— start of DATA SUPPLIED —
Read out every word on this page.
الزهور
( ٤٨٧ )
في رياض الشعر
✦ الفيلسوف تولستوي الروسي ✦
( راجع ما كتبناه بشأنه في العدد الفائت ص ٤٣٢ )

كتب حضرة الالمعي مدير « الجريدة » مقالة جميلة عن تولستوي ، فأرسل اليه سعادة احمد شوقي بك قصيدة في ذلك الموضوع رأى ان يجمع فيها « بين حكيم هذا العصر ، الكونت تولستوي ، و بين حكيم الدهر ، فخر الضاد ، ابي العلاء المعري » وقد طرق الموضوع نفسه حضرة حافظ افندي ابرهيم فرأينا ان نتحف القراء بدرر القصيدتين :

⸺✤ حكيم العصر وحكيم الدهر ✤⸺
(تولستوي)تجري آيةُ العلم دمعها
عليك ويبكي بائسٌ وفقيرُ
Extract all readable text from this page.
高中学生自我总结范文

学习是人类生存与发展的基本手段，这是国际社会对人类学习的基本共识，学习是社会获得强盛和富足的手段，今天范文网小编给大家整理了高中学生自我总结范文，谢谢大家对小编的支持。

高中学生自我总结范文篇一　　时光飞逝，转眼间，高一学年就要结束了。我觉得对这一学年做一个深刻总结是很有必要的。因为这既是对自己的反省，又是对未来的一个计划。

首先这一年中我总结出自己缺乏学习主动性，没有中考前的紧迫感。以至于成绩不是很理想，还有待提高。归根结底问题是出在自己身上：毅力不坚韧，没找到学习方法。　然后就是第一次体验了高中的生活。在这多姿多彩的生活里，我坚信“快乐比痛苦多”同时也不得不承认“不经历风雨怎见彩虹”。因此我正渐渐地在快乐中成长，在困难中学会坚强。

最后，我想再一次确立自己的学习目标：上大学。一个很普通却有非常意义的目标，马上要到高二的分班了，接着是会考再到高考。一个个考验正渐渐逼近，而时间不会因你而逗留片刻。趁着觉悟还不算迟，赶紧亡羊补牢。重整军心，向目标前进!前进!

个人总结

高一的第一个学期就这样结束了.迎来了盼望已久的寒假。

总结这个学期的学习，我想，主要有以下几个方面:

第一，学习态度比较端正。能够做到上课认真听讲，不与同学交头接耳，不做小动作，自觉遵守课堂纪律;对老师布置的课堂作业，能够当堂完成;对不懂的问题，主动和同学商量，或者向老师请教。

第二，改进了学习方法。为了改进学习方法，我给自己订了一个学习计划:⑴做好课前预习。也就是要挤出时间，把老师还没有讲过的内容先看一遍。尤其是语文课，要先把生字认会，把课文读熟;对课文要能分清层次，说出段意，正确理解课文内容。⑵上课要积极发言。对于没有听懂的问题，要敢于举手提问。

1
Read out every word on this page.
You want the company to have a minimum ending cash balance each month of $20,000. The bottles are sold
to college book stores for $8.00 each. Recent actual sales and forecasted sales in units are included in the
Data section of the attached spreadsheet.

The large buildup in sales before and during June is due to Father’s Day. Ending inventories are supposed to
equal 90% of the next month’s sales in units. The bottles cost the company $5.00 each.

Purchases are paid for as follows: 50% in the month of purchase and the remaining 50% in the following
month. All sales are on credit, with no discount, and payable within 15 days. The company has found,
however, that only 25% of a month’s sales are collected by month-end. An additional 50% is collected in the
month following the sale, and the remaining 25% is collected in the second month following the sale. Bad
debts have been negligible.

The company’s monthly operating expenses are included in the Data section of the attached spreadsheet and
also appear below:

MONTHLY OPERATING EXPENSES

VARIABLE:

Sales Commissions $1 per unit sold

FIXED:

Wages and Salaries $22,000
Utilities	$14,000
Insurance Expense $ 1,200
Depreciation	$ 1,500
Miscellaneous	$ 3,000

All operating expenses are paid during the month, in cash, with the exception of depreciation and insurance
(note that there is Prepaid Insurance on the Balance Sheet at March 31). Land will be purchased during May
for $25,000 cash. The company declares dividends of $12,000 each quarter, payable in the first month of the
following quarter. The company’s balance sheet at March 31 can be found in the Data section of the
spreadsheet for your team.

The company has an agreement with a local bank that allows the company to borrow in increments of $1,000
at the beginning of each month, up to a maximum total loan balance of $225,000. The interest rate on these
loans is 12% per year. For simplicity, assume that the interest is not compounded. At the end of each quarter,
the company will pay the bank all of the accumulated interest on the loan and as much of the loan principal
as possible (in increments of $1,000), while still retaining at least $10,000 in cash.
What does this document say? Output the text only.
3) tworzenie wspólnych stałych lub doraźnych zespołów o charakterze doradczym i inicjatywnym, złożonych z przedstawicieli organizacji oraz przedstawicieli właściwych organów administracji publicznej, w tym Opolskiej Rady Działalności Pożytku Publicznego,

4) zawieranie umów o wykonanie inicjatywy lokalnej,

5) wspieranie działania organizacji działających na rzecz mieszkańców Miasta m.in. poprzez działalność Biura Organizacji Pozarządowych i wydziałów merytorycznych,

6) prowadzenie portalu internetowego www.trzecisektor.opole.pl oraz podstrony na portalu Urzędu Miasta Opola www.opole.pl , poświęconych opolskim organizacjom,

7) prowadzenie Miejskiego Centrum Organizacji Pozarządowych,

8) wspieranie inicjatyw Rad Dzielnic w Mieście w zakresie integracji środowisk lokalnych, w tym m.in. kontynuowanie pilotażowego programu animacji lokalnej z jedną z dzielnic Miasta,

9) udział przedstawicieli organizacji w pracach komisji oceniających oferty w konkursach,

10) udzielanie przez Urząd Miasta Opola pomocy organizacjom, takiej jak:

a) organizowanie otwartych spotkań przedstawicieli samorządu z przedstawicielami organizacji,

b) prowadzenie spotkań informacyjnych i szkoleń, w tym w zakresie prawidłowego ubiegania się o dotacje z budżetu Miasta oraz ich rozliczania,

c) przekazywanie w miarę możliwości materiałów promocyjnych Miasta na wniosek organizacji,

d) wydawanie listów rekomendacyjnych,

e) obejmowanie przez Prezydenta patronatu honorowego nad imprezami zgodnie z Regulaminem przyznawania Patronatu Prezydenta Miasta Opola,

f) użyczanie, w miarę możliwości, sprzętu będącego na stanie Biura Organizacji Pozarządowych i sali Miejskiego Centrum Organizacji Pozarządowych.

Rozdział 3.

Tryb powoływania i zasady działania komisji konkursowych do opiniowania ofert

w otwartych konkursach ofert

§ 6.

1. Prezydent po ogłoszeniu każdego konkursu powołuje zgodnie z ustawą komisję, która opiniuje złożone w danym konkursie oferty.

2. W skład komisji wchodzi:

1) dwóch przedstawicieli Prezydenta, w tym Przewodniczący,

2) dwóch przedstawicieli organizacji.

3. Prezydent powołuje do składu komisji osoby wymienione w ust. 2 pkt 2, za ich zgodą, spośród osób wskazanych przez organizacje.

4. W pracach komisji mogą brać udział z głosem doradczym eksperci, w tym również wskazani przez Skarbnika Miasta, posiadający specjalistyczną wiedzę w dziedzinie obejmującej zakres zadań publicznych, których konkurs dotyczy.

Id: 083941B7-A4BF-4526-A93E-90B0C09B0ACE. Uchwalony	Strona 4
— end of DATA SUPPLIED —
WHAT YOU HAVE TO DO:
Go through the listing above and restate it word for word.

WRITTEN RESPONSE:
Read out every word on this page.
الزهور
( ٤٨٧ )
في رياض الشعر
✦ الفيلسوف تولستوي الروسي ✦
( راجع ما كتبناه بشأنه في العدد الفائت ص ٤٣٢ )

كتب حضرة الالمعي مدير « الجريدة » مقالة جميلة عن تولستوي ، فأرسل اليه سعادة احمد شوقي بك قصيدة في ذلك الموضوع رأى ان يجمع فيها « بين حكيم هذا العصر ، الكونت تولستوي ، و بين حكيم الدهر ، فخر الضاد ، ابي العلاء المعري » وقد طرق الموضوع نفسه حضرة حافظ افندي ابرهيم فرأينا ان نتحف القراء بدرر القصيدتين :

⸺✤ حكيم العصر وحكيم الدهر ✤⸺
(تولستوي)تجري آيةُ العلم دمعها
عليك ويبكي بائسٌ وفقيرُ
Extract all readable text from this page.
高中学生自我总结范文

学习是人类生存与发展的基本手段，这是国际社会对人类学习的基本共识，学习是社会获得强盛和富足的手段，今天范文网小编给大家整理了高中学生自我总结范文，谢谢大家对小编的支持。

高中学生自我总结范文篇一　　时光飞逝，转眼间，高一学年就要结束了。我觉得对这一学年做一个深刻总结是很有必要的。因为这既是对自己的反省，又是对未来的一个计划。

首先这一年中我总结出自己缺乏学习主动性，没有中考前的紧迫感。以至于成绩不是很理想，还有待提高。归根结底问题是出在自己身上：毅力不坚韧，没找到学习方法。　然后就是第一次体验了高中的生活。在这多姿多彩的生活里，我坚信“快乐比痛苦多”同时也不得不承认“不经历风雨怎见彩虹”。因此我正渐渐地在快乐中成长，在困难中学会坚强。

最后，我想再一次确立自己的学习目标：上大学。一个很普通却有非常意义的目标，马上要到高二的分班了，接着是会考再到高考。一个个考验正渐渐逼近，而时间不会因你而逗留片刻。趁着觉悟还不算迟，赶紧亡羊补牢。重整军心，向目标前进!前进!

个人总结

高一的第一个学期就这样结束了.迎来了盼望已久的寒假。

总结这个学期的学习，我想，主要有以下几个方面:

第一，学习态度比较端正。能够做到上课认真听讲，不与同学交头接耳，不做小动作，自觉遵守课堂纪律;对老师布置的课堂作业，能够当堂完成;对不懂的问题，主动和同学商量，或者向老师请教。

第二，改进了学习方法。为了改进学习方法，我给自己订了一个学习计划:⑴做好课前预习。也就是要挤出时间，把老师还没有讲过的内容先看一遍。尤其是语文课，要先把生字认会，把课文读熟;对课文要能分清层次，说出段意，正确理解课文内容。⑵上课要积极发言。对于没有听懂的问题，要敢于举手提问。

1
Read out every word on this page.
You want the company to have a minimum ending cash balance each month of $20,000. The bottles are sold
to college book stores for $8.00 each. Recent actual sales and forecasted sales in units are included in the
Data section of the attached spreadsheet.

The large buildup in sales before and during June is due to Father’s Day. Ending inventories are supposed to
equal 90% of the next month’s sales in units. The bottles cost the company $5.00 each.

Purchases are paid for as follows: 50% in the month of purchase and the remaining 50% in the following
month. All sales are on credit, with no discount, and payable within 15 days. The company has found,
however, that only 25% of a month’s sales are collected by month-end. An additional 50% is collected in the
month following the sale, and the remaining 25% is collected in the second month following the sale. Bad
debts have been negligible.

The company’s monthly operating expenses are included in the Data section of the attached spreadsheet and
also appear below:

MONTHLY OPERATING EXPENSES

VARIABLE:

Sales Commissions $1 per unit sold

FIXED:

Wages and Salaries $22,000
Utilities	$14,000
Insurance Expense $ 1,200
Depreciation	$ 1,500
Miscellaneous	$ 3,000

All operating expenses are paid during the month, in cash, with the exception of depreciation and insurance
(note that there is Prepaid Insurance on the Balance Sheet at March 31). Land will be purchased during May
for $25,000 cash. The company declares dividends of $12,000 each quarter, payable in the first month of the
following quarter. The company’s balance sheet at March 31 can be found in the Data section of the
spreadsheet for your team.

The company has an agreement with a local bank that allows the company to borrow in increments of $1,000
at the beginning of each month, up to a maximum total loan balance of $225,000. The interest rate on these
loans is 12% per year. For simplicity, assume that the interest is not compounded. At the end of each quarter,
the company will pay the bank all of the accumulated interest on the loan and as much of the loan principal
as possible (in increments of $1,000), while still retaining at least $10,000 in cash.
What does this document say? Output the text only.
3) tworzenie wspólnych stałych lub doraźnych zespołów o charakterze doradczym i inicjatywnym, złożonych z przedstawicieli organizacji oraz przedstawicieli właściwych organów administracji publicznej, w tym Opolskiej Rady Działalności Pożytku Publicznego,

4) zawieranie umów o wykonanie inicjatywy lokalnej,

5) wspieranie działania organizacji działających na rzecz mieszkańców Miasta m.in. poprzez działalność Biura Organizacji Pozarządowych i wydziałów merytorycznych,

6) prowadzenie portalu internetowego www.trzecisektor.opole.pl oraz podstrony na portalu Urzędu Miasta Opola www.opole.pl , poświęconych opolskim organizacjom,

7) prowadzenie Miejskiego Centrum Organizacji Pozarządowych,

8) wspieranie inicjatyw Rad Dzielnic w Mieście w zakresie integracji środowisk lokalnych, w tym m.in. kontynuowanie pilotażowego programu animacji lokalnej z jedną z dzielnic Miasta,

9) udział przedstawicieli organizacji w pracach komisji oceniających oferty w konkursach,

10) udzielanie przez Urząd Miasta Opola pomocy organizacjom, takiej jak:

a) organizowanie otwartych spotkań przedstawicieli samorządu z przedstawicielami organizacji,

b) prowadzenie spotkań informacyjnych i szkoleń, w tym w zakresie prawidłowego ubiegania się o dotacje z budżetu Miasta oraz ich rozliczania,

c) przekazywanie w miarę możliwości materiałów promocyjnych Miasta na wniosek organizacji,

d) wydawanie listów rekomendacyjnych,

e) obejmowanie przez Prezydenta patronatu honorowego nad imprezami zgodnie z Regulaminem przyznawania Patronatu Prezydenta Miasta Opola,

f) użyczanie, w miarę możliwości, sprzętu będącego na stanie Biura Organizacji Pozarządowych i sali Miejskiego Centrum Organizacji Pozarządowych.

Rozdział 3.

Tryb powoływania i zasady działania komisji konkursowych do opiniowania ofert

w otwartych konkursach ofert

§ 6.

1. Prezydent po ogłoszeniu każdego konkursu powołuje zgodnie z ustawą komisję, która opiniuje złożone w danym konkursie oferty.

2. W skład komisji wchodzi:

1) dwóch przedstawicieli Prezydenta, w tym Przewodniczący,

2) dwóch przedstawicieli organizacji.

3. Prezydent powołuje do składu komisji osoby wymienione w ust. 2 pkt 2, za ich zgodą, spośród osób wskazanych przez organizacje.

4. W pracach komisji mogą brać udział z głosem doradczym eksperci, w tym również wskazani przez Skarbnika Miasta, posiadający specjalistyczną wiedzę w dziedzinie obejmującej zakres zadań publicznych, których konkurs dotyczy.

Id: 083941B7-A4BF-4526-A93E-90B0C09B0ACE. Uchwalony	Strona 4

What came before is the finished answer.